## begin INPUT MATERIAL

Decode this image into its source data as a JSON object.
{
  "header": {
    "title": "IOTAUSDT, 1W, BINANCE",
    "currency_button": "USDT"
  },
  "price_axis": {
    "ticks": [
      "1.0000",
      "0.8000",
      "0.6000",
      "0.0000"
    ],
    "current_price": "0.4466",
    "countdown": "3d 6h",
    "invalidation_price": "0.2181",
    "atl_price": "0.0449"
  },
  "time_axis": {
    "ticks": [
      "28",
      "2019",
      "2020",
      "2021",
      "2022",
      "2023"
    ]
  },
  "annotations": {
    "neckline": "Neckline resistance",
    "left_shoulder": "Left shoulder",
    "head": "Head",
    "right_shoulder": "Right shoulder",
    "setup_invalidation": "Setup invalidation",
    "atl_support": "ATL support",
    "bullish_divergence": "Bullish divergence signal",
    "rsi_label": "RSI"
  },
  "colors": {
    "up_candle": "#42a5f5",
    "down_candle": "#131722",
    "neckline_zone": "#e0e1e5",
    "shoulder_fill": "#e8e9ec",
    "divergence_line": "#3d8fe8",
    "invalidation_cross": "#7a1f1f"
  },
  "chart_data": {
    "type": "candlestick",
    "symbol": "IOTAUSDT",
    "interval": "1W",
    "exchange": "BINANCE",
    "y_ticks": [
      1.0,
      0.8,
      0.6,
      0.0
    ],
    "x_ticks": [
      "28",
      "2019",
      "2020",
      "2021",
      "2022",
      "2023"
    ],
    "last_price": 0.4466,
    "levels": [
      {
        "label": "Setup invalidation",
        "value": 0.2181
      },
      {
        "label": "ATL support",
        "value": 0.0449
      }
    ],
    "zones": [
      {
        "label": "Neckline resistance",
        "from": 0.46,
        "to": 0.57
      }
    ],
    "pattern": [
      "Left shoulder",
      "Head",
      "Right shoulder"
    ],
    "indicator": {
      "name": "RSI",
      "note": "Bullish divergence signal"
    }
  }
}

## end INPUT MATERIAL

* _DO THIS_
Scan the lines above for "signal", then copy every one that has it.

* _RESPONSE_
    "bullish_divergence": "Bullish divergence signal",
      "note": "Bullish divergence signal"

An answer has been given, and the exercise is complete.